## MATERIAL SHOWN
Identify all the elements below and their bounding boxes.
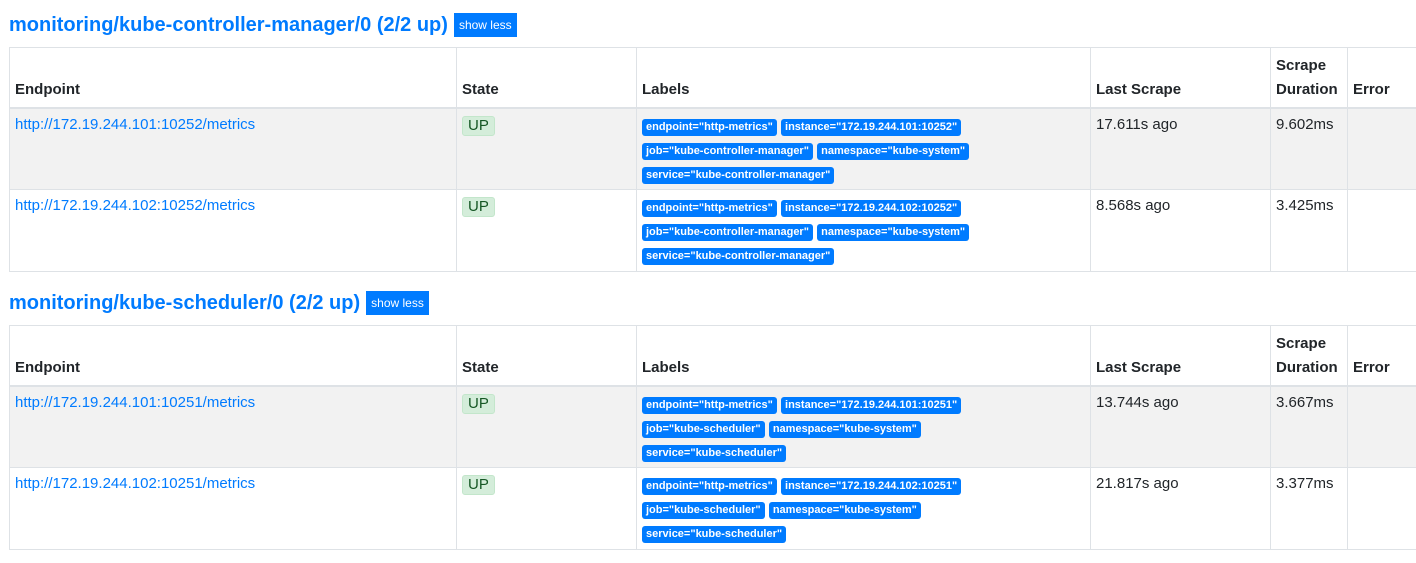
column-header-state: State [456, 325, 637, 387]
section-header: monitoring/kube-scheduler/0 (2/2 up) sho… [9, 291, 429, 315]
endpoint-link[interactable]: http://172.19.244.101:10252/metrics [15, 116, 255, 133]
label-badge: namespace="kube-system" [768, 420, 921, 438]
column-header-scrape-duration: Scrape Duration [1270, 325, 1348, 387]
label-badge: instance="172.19.244.101:10252" [781, 118, 962, 136]
label-badge: namespace="kube-system" [817, 142, 970, 160]
column-header-endpoint: Endpoint [9, 325, 457, 387]
column-header-endpoint: Endpoint [9, 47, 457, 109]
endpoint-link[interactable]: http://172.19.244.102:10251/metrics [15, 475, 255, 492]
last-scrape: 21.817s ago [1090, 467, 1271, 550]
label-badge: service="kube-scheduler" [642, 526, 787, 543]
last-scrape: 13.744s ago [1090, 385, 1271, 468]
column-header-last-scrape: Last Scrape [1090, 47, 1271, 109]
scrape-duration: 3.377ms [1270, 467, 1348, 550]
label-badge: service="kube-controller-manager" [642, 248, 835, 265]
label-badge: service="kube-controller-manager" [642, 166, 835, 184]
labels-cell: endpoint="http-metrics" instance="172.19… [636, 467, 1091, 550]
scrape-duration-line-1: Scrape [1276, 334, 1327, 352]
label-badge: instance="172.19.244.102:10252" [781, 200, 962, 217]
endpoint-link[interactable]: http://172.19.244.101:10251/metrics [15, 394, 255, 411]
scrape-duration: 9.602ms [1270, 107, 1348, 190]
state-badge: UP [462, 475, 495, 495]
label-badge: job="kube-scheduler" [642, 502, 765, 519]
label-badge: job="kube-controller-manager" [642, 142, 813, 160]
section-title: monitoring/kube-scheduler/0 (2/2 up) [9, 292, 361, 314]
label-badge: namespace="kube-system" [817, 224, 970, 241]
error [1347, 107, 1416, 190]
scrape-duration-line-1: Scrape [1276, 56, 1327, 74]
column-header-labels: Labels [636, 325, 1091, 387]
show-less-button[interactable]: show less [366, 291, 429, 315]
label-badge: endpoint="http-metrics" [642, 118, 777, 136]
error [1347, 467, 1416, 550]
label-badge: job="kube-controller-manager" [642, 224, 813, 241]
scrape-duration-line-2: Duration [1276, 358, 1338, 376]
label-badge: service="kube-scheduler" [642, 444, 787, 462]
column-header-error: Error [1347, 325, 1416, 387]
table-header-row: Endpoint State Labels Last Scrape Scrape… [9, 47, 1416, 109]
last-scrape: 17.611s ago [1090, 107, 1271, 190]
label-badge: endpoint="http-metrics" [642, 396, 777, 414]
section-header: monitoring/kube-controller-manager/0 (2/… [9, 13, 517, 37]
label-badge: namespace="kube-system" [768, 502, 921, 519]
label-badge: instance="172.19.244.102:10251" [781, 478, 962, 495]
table-row: http://172.19.244.101:10252/metrics UP e… [9, 107, 1416, 190]
column-header-last-scrape: Last Scrape [1090, 325, 1271, 387]
state-badge: UP [462, 197, 495, 217]
state-badge: UP [462, 393, 495, 414]
table-header-row: Endpoint State Labels Last Scrape Scrape… [9, 325, 1416, 387]
scrape-duration: 3.425ms [1270, 189, 1348, 272]
labels-cell: endpoint="http-metrics" instance="172.19… [636, 107, 1091, 190]
column-header-scrape-duration: Scrape Duration [1270, 47, 1348, 109]
table-row: http://172.19.244.102:10251/metrics UP e… [9, 467, 1416, 550]
show-less-button[interactable]: show less [453, 13, 517, 37]
column-header-error: Error [1347, 47, 1416, 109]
table-row: http://172.19.244.101:10251/metrics UP e… [9, 385, 1416, 468]
label-badge: instance="172.19.244.101:10251" [781, 396, 962, 414]
targets-table: Endpoint State Labels Last Scrape Scrape… [9, 47, 1416, 272]
labels-cell: endpoint="http-metrics" instance="172.19… [636, 385, 1091, 468]
column-header-labels: Labels [636, 47, 1091, 109]
labels-cell: endpoint="http-metrics" instance="172.19… [636, 189, 1091, 272]
targets-table: Endpoint State Labels Last Scrape Scrape… [9, 325, 1416, 550]
state-badge: UP [462, 115, 495, 136]
error [1347, 189, 1416, 272]
label-badge: endpoint="http-metrics" [642, 478, 777, 495]
scrape-duration: 3.667ms [1270, 385, 1348, 468]
label-badge: endpoint="http-metrics" [642, 200, 777, 217]
last-scrape: 8.568s ago [1090, 189, 1271, 272]
error [1347, 385, 1416, 468]
scrape-duration-line-2: Duration [1276, 80, 1338, 98]
endpoint-link[interactable]: http://172.19.244.102:10252/metrics [15, 197, 255, 214]
section-title: monitoring/kube-controller-manager/0 (2/… [9, 14, 448, 36]
table-row: http://172.19.244.102:10252/metrics UP e… [9, 189, 1416, 272]
label-badge: job="kube-scheduler" [642, 420, 765, 438]
column-header-state: State [456, 47, 637, 109]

## WHAT YOU WILL DO
Extract every one of the lines above word for word, and leave the pictures out of your answer.

## ANSWER BELOW
Identify all the elements below and their bounding boxes.
column-header-state: State [456, 325, 637, 387]
section-header: monitoring/kube-scheduler/0 (2/2 up) sho… [9, 291, 429, 315]
endpoint-link[interactable]: http://172.19.244.101:10252/metrics [15, 116, 255, 133]
label-badge: namespace="kube-system" [768, 420, 921, 438]
column-header-scrape-duration: Scrape Duration [1270, 325, 1348, 387]
label-badge: instance="172.19.244.101:10252" [781, 118, 962, 136]
label-badge: namespace="kube-system" [817, 142, 970, 160]
column-header-endpoint: Endpoint [9, 325, 457, 387]
column-header-endpoint: Endpoint [9, 47, 457, 109]
endpoint-link[interactable]: http://172.19.244.102:10251/metrics [15, 475, 255, 492]
last-scrape: 21.817s ago [1090, 467, 1271, 550]
label-badge: service="kube-scheduler" [642, 526, 787, 543]
last-scrape: 13.744s ago [1090, 385, 1271, 468]
column-header-last-scrape: Last Scrape [1090, 47, 1271, 109]
scrape-duration: 3.377ms [1270, 467, 1348, 550]
label-badge: service="kube-controller-manager" [642, 248, 835, 265]
label-badge: service="kube-controller-manager" [642, 166, 835, 184]
labels-cell: endpoint="http-metrics" instance="172.19… [636, 467, 1091, 550]
scrape-duration-line-1: Scrape [1276, 334, 1327, 352]
label-badge: instance="172.19.244.102:10252" [781, 200, 962, 217]
endpoint-link[interactable]: http://172.19.244.101:10251/metrics [15, 394, 255, 411]
scrape-duration: 9.602ms [1270, 107, 1348, 190]
state-badge: UP [462, 475, 495, 495]
label-badge: job="kube-scheduler" [642, 502, 765, 519]
label-badge: job="kube-controller-manager" [642, 142, 813, 160]
section-title: monitoring/kube-scheduler/0 (2/2 up) [9, 292, 361, 314]
label-badge: namespace="kube-system" [817, 224, 970, 241]
error [1347, 107, 1416, 190]
scrape-duration-line-1: Scrape [1276, 56, 1327, 74]
column-header-labels: Labels [636, 325, 1091, 387]
show-less-button[interactable]: show less [366, 291, 429, 315]
label-badge: endpoint="http-metrics" [642, 118, 777, 136]
error [1347, 467, 1416, 550]
label-badge: job="kube-controller-manager" [642, 224, 813, 241]
scrape-duration-line-2: Duration [1276, 358, 1338, 376]
label-badge: service="kube-scheduler" [642, 444, 787, 462]
column-header-error: Error [1347, 325, 1416, 387]
table-header-row: Endpoint State Labels Last Scrape Scrape… [9, 47, 1416, 109]
last-scrape: 17.611s ago [1090, 107, 1271, 190]
label-badge: endpoint="http-metrics" [642, 396, 777, 414]
section-header: monitoring/kube-controller-manager/0 (2/… [9, 13, 517, 37]
label-badge: namespace="kube-system" [768, 502, 921, 519]
label-badge: instance="172.19.244.102:10251" [781, 478, 962, 495]
table-row: http://172.19.244.101:10252/metrics UP e… [9, 107, 1416, 190]
column-header-last-scrape: Last Scrape [1090, 325, 1271, 387]
state-badge: UP [462, 197, 495, 217]
state-badge: UP [462, 393, 495, 414]
table-header-row: Endpoint State Labels Last Scrape Scrape… [9, 325, 1416, 387]
scrape-duration: 3.425ms [1270, 189, 1348, 272]
labels-cell: endpoint="http-metrics" instance="172.19… [636, 107, 1091, 190]
column-header-scrape-duration: Scrape Duration [1270, 47, 1348, 109]
table-row: http://172.19.244.102:10251/metrics UP e… [9, 467, 1416, 550]
show-less-button[interactable]: show less [453, 13, 517, 37]
column-header-error: Error [1347, 47, 1416, 109]
table-row: http://172.19.244.101:10251/metrics UP e… [9, 385, 1416, 468]
label-badge: instance="172.19.244.101:10251" [781, 396, 962, 414]
targets-table: Endpoint State Labels Last Scrape Scrape… [9, 47, 1416, 272]
labels-cell: endpoint="http-metrics" instance="172.19… [636, 385, 1091, 468]
column-header-labels: Labels [636, 47, 1091, 109]
labels-cell: endpoint="http-metrics" instance="172.19… [636, 189, 1091, 272]
targets-table: Endpoint State Labels Last Scrape Scrape… [9, 325, 1416, 550]
state-badge: UP [462, 115, 495, 136]
error [1347, 189, 1416, 272]
label-badge: endpoint="http-metrics" [642, 478, 777, 495]
scrape-duration: 3.667ms [1270, 385, 1348, 468]
label-badge: endpoint="http-metrics" [642, 200, 777, 217]
last-scrape: 8.568s ago [1090, 189, 1271, 272]
error [1347, 385, 1416, 468]
scrape-duration-line-2: Duration [1276, 80, 1338, 98]
endpoint-link[interactable]: http://172.19.244.102:10252/metrics [15, 197, 255, 214]
section-title: monitoring/kube-controller-manager/0 (2/… [9, 14, 448, 36]
table-row: http://172.19.244.102:10252/metrics UP e… [9, 189, 1416, 272]
label-badge: job="kube-scheduler" [642, 420, 765, 438]
column-header-state: State [456, 47, 637, 109]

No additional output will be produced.